┌──

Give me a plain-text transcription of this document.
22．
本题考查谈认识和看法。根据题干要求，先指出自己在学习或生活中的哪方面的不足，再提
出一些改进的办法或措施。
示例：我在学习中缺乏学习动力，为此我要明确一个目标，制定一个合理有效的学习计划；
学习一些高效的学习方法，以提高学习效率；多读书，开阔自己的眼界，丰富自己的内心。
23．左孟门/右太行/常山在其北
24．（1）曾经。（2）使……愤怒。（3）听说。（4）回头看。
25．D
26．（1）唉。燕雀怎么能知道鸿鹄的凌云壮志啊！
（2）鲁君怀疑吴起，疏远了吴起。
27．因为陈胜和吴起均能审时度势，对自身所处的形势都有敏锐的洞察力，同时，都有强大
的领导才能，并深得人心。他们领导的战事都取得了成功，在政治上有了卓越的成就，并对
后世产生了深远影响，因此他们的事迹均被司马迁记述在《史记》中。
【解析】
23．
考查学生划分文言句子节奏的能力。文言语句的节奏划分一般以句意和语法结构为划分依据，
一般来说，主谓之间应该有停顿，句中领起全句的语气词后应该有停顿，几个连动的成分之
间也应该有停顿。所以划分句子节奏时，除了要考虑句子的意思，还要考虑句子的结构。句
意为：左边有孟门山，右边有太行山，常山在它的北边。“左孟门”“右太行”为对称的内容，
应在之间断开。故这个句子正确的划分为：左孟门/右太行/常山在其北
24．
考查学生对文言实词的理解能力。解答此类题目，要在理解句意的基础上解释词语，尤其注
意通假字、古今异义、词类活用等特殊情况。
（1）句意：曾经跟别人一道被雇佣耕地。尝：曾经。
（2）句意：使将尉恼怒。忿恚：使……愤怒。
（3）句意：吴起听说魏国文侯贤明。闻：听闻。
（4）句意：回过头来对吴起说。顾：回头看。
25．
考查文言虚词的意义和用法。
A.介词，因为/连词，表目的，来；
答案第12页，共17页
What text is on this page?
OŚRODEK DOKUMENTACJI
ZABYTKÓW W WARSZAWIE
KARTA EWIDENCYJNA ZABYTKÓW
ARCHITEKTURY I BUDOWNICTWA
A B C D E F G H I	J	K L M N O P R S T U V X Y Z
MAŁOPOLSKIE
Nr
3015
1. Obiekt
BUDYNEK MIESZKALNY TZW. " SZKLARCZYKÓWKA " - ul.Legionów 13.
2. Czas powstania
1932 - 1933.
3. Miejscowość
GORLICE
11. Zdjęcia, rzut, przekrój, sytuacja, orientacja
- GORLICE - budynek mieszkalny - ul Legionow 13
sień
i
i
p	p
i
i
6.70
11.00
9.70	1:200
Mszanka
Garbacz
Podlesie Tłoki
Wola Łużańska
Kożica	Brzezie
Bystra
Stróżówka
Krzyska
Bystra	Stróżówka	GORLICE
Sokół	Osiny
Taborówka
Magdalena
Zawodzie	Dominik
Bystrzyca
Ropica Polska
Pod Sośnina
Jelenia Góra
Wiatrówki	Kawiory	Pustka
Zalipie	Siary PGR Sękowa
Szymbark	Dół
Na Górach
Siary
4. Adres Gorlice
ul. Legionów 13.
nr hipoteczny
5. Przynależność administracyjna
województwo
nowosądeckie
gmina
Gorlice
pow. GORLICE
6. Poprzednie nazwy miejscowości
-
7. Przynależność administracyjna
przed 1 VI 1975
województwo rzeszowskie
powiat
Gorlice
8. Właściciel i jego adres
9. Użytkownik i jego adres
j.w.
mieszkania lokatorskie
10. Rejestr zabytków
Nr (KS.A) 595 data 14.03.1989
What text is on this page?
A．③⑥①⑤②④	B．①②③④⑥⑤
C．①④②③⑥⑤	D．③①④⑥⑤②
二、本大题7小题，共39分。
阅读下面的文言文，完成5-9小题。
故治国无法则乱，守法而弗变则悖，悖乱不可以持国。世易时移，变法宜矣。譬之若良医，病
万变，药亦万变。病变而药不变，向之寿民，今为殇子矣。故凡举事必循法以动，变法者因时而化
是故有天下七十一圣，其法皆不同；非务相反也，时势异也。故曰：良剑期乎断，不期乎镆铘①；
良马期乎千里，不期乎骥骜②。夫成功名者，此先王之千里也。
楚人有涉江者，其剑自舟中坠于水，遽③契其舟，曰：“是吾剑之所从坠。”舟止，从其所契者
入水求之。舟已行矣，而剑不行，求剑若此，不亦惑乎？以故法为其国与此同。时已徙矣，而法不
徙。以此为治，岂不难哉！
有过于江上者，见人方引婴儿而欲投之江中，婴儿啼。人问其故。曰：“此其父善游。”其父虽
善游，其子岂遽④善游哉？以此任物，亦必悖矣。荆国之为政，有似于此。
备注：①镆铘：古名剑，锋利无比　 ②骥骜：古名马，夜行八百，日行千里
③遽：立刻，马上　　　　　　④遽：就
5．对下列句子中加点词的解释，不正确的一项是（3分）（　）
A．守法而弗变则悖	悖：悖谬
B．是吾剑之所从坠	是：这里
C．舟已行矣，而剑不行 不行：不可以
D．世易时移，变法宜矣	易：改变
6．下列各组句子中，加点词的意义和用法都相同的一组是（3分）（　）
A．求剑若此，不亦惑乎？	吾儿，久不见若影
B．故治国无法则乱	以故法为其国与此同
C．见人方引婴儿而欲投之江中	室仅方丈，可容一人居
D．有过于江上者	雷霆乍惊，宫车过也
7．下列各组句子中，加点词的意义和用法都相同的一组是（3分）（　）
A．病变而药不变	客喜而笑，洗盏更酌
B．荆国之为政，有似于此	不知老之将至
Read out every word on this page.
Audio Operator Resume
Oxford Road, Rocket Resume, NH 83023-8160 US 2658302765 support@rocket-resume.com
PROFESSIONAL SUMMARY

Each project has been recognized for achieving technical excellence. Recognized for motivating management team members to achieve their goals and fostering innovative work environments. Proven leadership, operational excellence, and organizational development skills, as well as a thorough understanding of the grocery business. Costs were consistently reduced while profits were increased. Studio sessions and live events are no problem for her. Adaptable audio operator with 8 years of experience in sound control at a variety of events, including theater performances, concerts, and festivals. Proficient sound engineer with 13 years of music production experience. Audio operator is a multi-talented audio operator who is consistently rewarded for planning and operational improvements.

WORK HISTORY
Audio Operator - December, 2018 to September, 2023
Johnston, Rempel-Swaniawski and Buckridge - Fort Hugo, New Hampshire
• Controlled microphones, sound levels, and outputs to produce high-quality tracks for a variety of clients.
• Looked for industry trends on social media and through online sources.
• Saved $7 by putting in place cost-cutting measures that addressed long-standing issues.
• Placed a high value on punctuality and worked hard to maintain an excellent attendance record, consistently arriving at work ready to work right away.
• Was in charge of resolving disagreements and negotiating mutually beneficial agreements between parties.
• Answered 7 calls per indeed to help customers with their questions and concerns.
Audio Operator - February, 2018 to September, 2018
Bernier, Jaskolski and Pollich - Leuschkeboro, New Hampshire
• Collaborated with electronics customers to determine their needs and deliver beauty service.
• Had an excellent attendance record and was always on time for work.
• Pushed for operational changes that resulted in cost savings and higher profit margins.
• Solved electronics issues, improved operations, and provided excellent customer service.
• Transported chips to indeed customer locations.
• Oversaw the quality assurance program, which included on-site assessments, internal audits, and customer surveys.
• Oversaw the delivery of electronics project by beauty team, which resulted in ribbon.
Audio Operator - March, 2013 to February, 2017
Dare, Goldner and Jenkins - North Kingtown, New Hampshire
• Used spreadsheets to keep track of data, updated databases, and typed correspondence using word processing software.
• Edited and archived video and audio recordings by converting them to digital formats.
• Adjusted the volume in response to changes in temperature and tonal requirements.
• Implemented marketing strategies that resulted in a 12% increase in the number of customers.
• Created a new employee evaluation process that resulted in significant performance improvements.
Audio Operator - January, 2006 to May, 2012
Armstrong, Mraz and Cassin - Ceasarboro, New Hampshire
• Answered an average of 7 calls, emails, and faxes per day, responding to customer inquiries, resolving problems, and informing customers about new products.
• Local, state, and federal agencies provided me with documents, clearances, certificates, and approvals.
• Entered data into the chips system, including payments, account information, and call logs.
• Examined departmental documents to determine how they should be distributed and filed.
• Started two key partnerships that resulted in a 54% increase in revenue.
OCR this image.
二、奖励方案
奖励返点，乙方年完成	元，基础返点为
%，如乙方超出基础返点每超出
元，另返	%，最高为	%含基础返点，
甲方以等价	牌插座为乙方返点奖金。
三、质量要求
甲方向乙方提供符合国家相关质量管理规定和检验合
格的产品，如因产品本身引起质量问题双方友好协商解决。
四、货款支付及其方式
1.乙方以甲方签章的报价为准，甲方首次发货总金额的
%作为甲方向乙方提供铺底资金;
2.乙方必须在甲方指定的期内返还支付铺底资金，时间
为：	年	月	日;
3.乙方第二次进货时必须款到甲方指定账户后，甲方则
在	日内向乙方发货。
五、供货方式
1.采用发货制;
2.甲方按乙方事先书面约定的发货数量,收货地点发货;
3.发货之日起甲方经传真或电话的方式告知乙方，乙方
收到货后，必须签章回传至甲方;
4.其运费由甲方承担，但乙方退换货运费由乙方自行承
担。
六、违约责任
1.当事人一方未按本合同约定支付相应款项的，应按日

└──

• [GOAL]: Each line from the one containing "OCR this image." to the end of the listing above should be copied exactly, and nothing else.

• [PROBLEM SOLUTION]:
OCR this image.
二、奖励方案
奖励返点，乙方年完成	元，基础返点为
%，如乙方超出基础返点每超出
元，另返	%，最高为	%含基础返点，
甲方以等价	牌插座为乙方返点奖金。
三、质量要求
甲方向乙方提供符合国家相关质量管理规定和检验合
格的产品，如因产品本身引起质量问题双方友好协商解决。
四、货款支付及其方式
1.乙方以甲方签章的报价为准，甲方首次发货总金额的
%作为甲方向乙方提供铺底资金;
2.乙方必须在甲方指定的期内返还支付铺底资金，时间
为：	年	月	日;
3.乙方第二次进货时必须款到甲方指定账户后，甲方则
在	日内向乙方发货。
五、供货方式
1.采用发货制;
2.甲方按乙方事先书面约定的发货数量,收货地点发货;
3.发货之日起甲方经传真或电话的方式告知乙方，乙方
收到货后，必须签章回传至甲方;
4.其运费由甲方承担，但乙方退换货运费由乙方自行承
担。
六、违约责任
1.当事人一方未按本合同约定支付相应款项的，应按日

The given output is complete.